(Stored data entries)
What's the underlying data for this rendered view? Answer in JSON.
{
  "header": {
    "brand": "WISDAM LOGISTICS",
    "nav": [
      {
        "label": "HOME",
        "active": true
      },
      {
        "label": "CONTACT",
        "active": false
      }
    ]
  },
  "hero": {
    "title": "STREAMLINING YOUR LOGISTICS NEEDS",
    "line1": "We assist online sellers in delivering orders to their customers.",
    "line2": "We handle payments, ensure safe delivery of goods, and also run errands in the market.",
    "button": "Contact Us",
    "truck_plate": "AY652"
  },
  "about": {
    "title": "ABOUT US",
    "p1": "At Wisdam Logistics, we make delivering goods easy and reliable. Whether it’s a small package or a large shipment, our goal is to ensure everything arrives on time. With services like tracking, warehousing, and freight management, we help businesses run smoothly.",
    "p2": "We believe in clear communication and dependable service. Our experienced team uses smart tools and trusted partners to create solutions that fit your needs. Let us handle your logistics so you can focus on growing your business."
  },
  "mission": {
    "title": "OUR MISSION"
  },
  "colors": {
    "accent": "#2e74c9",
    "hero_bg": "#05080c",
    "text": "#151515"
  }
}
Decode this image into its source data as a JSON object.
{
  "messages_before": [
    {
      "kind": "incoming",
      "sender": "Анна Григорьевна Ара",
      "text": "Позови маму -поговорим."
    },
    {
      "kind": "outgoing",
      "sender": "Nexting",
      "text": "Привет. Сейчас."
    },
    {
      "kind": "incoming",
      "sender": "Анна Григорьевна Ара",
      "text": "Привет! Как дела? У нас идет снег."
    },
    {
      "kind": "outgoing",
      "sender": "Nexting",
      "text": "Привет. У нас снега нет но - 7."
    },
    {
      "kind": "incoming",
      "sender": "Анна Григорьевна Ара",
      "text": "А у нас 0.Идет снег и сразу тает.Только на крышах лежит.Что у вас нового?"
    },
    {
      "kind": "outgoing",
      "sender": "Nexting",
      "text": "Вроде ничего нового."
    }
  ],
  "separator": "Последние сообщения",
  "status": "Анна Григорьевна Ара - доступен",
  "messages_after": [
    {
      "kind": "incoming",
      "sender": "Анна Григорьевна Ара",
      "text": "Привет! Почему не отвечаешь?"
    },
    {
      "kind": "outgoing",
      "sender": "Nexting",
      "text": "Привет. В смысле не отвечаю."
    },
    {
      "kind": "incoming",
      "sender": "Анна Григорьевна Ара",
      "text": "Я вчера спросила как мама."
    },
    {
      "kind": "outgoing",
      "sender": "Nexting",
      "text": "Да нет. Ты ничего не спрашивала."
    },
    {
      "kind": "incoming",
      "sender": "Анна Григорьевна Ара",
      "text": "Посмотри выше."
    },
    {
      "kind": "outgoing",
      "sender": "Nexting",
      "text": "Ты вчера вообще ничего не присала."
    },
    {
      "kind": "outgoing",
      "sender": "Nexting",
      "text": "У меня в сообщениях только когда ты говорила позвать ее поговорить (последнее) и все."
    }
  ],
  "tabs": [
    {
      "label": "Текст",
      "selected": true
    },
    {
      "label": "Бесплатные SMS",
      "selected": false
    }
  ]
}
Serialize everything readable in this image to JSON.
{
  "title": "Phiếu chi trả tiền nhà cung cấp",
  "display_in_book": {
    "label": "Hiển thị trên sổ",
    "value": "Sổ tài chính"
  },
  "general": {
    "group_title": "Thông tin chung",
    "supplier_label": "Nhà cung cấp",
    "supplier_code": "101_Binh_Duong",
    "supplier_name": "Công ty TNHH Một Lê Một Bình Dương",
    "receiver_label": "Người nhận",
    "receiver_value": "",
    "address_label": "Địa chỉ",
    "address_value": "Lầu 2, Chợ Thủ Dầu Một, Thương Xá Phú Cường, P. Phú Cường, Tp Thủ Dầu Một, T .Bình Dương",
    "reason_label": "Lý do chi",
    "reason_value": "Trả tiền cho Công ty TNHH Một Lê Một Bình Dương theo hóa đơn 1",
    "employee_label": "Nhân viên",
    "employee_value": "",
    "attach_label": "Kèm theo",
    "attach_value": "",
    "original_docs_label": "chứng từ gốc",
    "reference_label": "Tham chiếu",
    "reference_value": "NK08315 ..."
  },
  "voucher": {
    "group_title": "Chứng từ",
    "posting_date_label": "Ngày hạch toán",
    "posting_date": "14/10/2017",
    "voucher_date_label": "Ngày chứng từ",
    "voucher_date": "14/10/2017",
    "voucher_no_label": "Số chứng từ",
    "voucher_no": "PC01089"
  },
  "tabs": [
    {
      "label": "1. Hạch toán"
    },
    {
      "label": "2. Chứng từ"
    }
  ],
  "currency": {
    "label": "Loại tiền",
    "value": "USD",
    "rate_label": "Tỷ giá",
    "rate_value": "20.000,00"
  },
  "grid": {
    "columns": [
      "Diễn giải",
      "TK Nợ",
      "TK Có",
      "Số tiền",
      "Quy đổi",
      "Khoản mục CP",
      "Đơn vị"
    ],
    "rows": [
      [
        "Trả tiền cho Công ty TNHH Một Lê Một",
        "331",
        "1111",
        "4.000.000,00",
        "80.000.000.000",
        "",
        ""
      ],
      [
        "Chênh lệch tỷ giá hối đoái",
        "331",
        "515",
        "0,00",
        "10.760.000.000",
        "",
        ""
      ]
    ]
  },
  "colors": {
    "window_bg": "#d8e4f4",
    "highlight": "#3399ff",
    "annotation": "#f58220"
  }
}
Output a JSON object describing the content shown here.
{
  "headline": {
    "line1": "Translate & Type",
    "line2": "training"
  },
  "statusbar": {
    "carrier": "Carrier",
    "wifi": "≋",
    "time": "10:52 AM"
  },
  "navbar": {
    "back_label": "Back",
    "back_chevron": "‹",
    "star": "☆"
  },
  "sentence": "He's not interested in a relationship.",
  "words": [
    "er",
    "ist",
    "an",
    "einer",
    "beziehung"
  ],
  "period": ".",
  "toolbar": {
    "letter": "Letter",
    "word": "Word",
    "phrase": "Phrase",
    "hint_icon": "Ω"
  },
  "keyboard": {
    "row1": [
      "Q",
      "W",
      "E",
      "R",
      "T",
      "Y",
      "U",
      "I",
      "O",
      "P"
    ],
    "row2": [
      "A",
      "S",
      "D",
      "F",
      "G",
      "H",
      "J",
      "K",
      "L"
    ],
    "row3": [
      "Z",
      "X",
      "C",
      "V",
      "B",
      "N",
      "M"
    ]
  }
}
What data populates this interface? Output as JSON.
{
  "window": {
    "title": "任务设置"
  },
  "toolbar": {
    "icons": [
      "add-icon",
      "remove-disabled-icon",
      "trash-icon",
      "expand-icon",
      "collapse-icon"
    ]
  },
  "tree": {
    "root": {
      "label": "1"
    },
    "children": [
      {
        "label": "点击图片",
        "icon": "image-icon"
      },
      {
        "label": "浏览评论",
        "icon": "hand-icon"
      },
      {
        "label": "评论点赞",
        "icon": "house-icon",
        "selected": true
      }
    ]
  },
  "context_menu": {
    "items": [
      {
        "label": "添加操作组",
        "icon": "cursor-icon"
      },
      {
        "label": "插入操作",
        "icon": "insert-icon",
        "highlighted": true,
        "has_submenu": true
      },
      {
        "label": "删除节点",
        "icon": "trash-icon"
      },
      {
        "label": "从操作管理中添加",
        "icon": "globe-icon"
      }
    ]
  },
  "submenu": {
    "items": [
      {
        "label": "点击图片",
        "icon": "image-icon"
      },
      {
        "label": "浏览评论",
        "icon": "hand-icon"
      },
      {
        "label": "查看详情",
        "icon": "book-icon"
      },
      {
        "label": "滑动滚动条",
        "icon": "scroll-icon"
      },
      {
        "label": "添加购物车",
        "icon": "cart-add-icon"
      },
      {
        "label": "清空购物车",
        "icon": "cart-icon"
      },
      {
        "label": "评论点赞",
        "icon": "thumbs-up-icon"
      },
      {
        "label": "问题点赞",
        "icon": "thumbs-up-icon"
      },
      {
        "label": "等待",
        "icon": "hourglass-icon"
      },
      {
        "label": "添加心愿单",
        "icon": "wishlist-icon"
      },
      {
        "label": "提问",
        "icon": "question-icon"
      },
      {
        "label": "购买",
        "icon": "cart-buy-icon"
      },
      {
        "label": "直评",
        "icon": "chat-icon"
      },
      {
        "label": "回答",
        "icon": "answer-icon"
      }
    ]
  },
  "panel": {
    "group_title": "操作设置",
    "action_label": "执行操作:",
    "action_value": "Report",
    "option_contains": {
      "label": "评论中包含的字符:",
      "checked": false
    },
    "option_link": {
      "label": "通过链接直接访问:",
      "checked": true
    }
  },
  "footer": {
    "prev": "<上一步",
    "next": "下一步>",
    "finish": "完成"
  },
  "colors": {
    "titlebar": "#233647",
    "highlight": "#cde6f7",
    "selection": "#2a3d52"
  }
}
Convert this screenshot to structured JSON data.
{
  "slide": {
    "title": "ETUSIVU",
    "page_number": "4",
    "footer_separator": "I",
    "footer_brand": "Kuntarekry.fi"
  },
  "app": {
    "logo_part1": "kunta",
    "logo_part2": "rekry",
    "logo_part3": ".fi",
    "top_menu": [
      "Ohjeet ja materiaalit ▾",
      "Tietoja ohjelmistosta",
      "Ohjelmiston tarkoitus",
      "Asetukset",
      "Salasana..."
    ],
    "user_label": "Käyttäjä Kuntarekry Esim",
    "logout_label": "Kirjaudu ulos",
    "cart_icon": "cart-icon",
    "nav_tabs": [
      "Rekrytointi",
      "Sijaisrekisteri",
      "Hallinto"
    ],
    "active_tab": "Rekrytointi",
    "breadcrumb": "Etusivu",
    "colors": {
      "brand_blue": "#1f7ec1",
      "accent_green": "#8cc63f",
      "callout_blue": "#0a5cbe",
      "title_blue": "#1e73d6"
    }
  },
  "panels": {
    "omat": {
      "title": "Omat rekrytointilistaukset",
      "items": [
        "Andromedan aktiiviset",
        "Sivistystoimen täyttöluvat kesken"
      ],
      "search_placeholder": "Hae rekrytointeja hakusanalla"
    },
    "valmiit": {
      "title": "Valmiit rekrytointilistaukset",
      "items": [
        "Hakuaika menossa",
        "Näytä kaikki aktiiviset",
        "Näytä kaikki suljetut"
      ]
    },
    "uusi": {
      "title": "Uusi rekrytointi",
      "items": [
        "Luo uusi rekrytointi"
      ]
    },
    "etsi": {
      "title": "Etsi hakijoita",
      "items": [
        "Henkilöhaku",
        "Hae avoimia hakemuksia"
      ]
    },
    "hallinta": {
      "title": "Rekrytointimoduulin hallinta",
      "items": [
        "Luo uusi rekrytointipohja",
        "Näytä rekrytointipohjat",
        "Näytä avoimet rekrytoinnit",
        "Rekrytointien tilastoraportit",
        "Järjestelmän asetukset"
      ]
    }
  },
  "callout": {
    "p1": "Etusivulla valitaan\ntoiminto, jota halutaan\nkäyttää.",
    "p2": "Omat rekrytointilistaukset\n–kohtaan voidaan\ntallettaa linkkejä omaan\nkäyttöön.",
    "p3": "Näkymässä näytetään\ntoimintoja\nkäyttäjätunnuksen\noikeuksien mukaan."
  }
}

> PROBLEM:
Sift through the entries and copy every line with "Dương".

> SOLUTION:
    "supplier_name": "Công ty TNHH Một Lê Một Bình Dương",
    "address_value": "Lầu 2, Chợ Thủ Dầu Một, Thương Xá Phú Cường, P. Phú Cường, Tp Thủ Dầu Một, T .Bình Dương",
    "reason_value": "Trả tiền cho Công ty TNHH Một Lê Một Bình Dương theo hóa đơn 1",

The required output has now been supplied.